(Exercise prompt): Records follow. Select each line holding "PEAK".

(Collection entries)
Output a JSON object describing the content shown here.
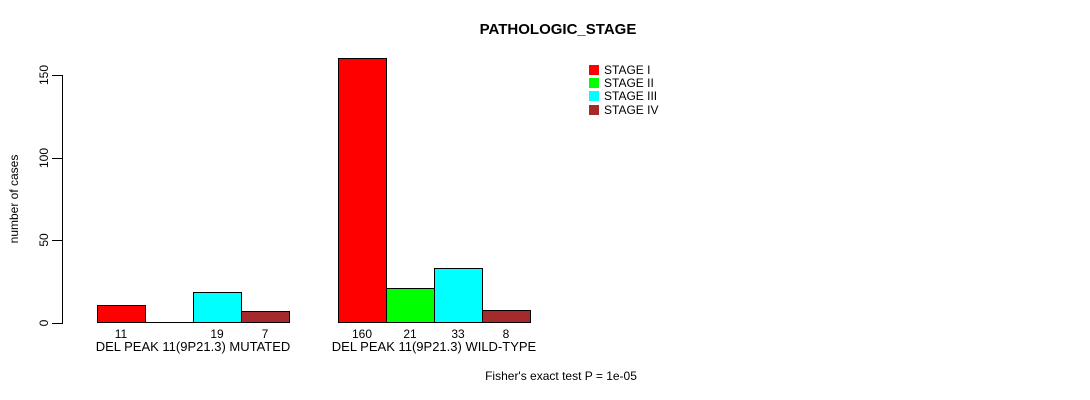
{
  "chart_data": {
    "type": "bar",
    "title": "PATHOLOGIC_STAGE",
    "ylabel": "number of cases",
    "xlabel": "",
    "ylim": [
      0,
      150
    ],
    "yticks": [
      0,
      50,
      100,
      150
    ],
    "grid": false,
    "legend_position": "top-right",
    "categories": [
      "DEL PEAK 11(9P21.3) MUTATED",
      "DEL PEAK 11(9P21.3) WILD-TYPE"
    ],
    "series": [
      {
        "name": "STAGE I",
        "color": "#FF0000",
        "values": [
          11,
          160
        ]
      },
      {
        "name": "STAGE II",
        "color": "#00FF00",
        "values": [
          0,
          21
        ]
      },
      {
        "name": "STAGE III",
        "color": "#00FFFF",
        "values": [
          19,
          33
        ]
      },
      {
        "name": "STAGE IV",
        "color": "#A52A2A",
        "values": [
          7,
          8
        ]
      }
    ],
    "bar_value_labels": [
      "11",
      "19",
      "7",
      "160",
      "21",
      "33",
      "8"
    ],
    "footnote": "Fisher's exact test P = 1e-05"
  }
}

(Task answer):
      "DEL PEAK 11(9P21.3) MUTATED",
      "DEL PEAK 11(9P21.3) WILD-TYPE"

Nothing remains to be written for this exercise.